>> Start MATERIALS PROVIDED

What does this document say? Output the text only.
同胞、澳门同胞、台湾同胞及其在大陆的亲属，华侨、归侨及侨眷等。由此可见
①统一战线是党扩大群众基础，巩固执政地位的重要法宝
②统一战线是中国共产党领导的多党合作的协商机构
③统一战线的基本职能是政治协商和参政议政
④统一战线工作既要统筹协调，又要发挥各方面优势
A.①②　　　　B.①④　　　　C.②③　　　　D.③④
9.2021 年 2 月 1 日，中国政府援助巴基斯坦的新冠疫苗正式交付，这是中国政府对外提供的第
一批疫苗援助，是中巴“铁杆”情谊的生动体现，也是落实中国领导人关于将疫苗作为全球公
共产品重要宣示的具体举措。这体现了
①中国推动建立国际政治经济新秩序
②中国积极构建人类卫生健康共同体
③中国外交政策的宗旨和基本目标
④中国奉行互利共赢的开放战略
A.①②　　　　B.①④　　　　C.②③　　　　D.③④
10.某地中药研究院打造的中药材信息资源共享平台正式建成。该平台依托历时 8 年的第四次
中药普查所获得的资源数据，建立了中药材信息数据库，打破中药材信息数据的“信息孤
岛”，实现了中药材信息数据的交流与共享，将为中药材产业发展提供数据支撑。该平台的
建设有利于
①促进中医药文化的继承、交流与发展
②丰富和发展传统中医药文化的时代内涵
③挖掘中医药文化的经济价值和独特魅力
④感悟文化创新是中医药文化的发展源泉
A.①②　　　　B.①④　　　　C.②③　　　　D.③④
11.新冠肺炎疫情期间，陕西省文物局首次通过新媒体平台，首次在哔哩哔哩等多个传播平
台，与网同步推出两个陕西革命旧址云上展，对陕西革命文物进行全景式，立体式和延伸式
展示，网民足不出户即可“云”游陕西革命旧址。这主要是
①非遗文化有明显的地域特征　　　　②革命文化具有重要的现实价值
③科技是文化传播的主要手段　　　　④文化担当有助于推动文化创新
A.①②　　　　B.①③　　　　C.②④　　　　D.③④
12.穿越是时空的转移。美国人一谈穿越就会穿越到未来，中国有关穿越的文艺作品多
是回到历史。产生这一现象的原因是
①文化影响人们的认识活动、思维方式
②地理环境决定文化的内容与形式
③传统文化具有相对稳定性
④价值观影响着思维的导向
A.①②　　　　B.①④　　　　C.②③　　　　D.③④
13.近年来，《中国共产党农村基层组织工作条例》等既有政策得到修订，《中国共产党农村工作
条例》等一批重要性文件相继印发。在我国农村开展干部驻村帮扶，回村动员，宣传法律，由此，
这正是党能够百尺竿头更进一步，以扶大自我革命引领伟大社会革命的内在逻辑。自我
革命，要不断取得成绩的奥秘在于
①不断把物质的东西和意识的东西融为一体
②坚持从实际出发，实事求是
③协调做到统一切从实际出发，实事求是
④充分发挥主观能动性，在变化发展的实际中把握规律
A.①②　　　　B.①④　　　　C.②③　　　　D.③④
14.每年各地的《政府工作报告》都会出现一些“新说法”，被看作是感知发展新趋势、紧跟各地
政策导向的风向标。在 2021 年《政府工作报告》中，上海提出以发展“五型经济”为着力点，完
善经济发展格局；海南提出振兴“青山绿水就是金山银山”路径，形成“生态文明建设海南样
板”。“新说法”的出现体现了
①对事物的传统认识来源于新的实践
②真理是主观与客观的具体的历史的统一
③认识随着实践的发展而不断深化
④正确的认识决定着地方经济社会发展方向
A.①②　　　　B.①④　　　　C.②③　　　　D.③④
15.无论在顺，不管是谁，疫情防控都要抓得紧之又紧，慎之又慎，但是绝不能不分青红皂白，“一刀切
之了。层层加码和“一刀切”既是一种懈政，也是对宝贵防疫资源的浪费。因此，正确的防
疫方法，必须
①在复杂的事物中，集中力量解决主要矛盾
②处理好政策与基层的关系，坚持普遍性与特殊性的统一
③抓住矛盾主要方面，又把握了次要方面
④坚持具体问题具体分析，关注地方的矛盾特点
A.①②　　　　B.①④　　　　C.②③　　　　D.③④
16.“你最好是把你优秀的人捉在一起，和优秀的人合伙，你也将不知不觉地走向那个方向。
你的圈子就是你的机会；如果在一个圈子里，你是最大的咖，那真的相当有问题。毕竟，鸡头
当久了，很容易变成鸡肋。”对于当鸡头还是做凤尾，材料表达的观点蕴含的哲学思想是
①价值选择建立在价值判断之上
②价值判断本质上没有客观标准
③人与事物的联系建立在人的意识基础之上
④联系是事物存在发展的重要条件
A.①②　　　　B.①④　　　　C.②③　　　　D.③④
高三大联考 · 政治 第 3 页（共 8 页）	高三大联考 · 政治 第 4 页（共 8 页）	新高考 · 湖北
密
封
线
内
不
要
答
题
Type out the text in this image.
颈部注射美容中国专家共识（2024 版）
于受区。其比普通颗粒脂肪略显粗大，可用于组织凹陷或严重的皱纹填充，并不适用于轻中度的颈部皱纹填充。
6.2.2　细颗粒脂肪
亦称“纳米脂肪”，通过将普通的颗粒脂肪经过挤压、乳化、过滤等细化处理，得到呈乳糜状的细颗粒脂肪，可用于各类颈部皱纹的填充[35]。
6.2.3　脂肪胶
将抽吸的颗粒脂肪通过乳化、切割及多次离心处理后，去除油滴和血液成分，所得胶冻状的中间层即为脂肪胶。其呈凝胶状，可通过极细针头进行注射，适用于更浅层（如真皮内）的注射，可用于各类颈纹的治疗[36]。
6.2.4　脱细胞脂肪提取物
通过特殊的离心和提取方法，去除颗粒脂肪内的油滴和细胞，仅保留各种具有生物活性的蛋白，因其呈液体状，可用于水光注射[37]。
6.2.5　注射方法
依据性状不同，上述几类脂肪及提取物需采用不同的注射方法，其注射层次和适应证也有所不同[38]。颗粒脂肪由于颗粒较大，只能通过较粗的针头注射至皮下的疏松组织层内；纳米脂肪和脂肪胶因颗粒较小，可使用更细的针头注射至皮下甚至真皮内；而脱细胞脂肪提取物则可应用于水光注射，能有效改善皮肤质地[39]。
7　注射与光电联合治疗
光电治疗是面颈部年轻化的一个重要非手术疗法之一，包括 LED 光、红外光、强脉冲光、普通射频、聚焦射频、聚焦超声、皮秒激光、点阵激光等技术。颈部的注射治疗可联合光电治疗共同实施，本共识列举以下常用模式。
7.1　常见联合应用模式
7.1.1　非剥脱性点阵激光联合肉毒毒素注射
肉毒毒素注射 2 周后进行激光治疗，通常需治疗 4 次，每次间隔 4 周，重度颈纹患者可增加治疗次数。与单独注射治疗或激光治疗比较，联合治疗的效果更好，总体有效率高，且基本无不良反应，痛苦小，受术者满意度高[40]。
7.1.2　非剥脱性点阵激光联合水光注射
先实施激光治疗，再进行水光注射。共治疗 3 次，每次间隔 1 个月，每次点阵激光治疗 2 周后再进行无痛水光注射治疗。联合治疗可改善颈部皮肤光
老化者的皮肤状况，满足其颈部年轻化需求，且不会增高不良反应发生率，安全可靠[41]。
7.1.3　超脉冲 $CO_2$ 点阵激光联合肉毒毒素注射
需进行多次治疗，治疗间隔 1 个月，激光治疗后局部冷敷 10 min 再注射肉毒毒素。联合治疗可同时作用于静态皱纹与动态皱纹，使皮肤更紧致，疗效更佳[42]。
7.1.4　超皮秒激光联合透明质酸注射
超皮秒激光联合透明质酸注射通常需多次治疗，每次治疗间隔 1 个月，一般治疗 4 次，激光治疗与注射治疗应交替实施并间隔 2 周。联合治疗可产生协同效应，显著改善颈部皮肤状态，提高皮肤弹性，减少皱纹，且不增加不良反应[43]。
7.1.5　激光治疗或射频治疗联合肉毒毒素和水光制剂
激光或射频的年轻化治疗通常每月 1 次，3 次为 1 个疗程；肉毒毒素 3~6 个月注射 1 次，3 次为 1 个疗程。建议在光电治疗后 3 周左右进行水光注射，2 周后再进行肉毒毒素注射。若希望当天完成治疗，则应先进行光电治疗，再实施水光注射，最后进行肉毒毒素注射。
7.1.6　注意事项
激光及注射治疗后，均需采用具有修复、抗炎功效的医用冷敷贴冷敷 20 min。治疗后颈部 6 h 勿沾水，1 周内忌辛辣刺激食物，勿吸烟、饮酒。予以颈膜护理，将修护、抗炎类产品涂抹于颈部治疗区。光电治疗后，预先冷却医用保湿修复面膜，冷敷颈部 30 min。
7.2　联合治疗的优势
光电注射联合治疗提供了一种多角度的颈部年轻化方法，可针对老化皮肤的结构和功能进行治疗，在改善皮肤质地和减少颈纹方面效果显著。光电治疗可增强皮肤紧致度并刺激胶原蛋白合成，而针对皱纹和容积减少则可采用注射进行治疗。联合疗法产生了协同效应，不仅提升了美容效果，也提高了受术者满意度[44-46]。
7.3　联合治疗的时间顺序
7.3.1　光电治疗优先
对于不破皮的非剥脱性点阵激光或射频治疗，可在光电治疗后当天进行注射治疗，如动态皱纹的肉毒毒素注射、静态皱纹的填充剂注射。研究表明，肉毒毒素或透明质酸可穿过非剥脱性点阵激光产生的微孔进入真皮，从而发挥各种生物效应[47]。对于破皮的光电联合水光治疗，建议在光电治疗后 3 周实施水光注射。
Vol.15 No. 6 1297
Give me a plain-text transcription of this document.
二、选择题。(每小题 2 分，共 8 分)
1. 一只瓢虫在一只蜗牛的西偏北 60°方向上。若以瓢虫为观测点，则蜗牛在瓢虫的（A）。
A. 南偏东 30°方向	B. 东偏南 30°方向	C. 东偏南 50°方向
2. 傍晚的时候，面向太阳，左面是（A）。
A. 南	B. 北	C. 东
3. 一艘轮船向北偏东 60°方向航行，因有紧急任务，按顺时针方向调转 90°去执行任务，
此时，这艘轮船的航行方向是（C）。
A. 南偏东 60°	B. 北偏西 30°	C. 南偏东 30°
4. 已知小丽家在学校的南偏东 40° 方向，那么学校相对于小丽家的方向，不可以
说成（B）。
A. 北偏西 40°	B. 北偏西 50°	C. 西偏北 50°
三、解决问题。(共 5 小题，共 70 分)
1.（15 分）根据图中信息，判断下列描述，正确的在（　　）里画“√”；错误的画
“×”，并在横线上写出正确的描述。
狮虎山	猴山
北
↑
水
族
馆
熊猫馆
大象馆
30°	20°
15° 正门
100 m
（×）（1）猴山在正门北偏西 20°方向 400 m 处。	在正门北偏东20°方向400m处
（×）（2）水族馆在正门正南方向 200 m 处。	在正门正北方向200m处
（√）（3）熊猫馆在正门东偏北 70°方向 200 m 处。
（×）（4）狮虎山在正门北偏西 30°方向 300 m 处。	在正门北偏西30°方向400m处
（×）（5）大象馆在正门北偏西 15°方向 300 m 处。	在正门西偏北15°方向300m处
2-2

>> End MATERIALS PROVIDED

PROBLEM —
Give only the number of lines in the entries that contain "建议在光电治疗后".

SOLUTION FOR THIS EXERCISE —
2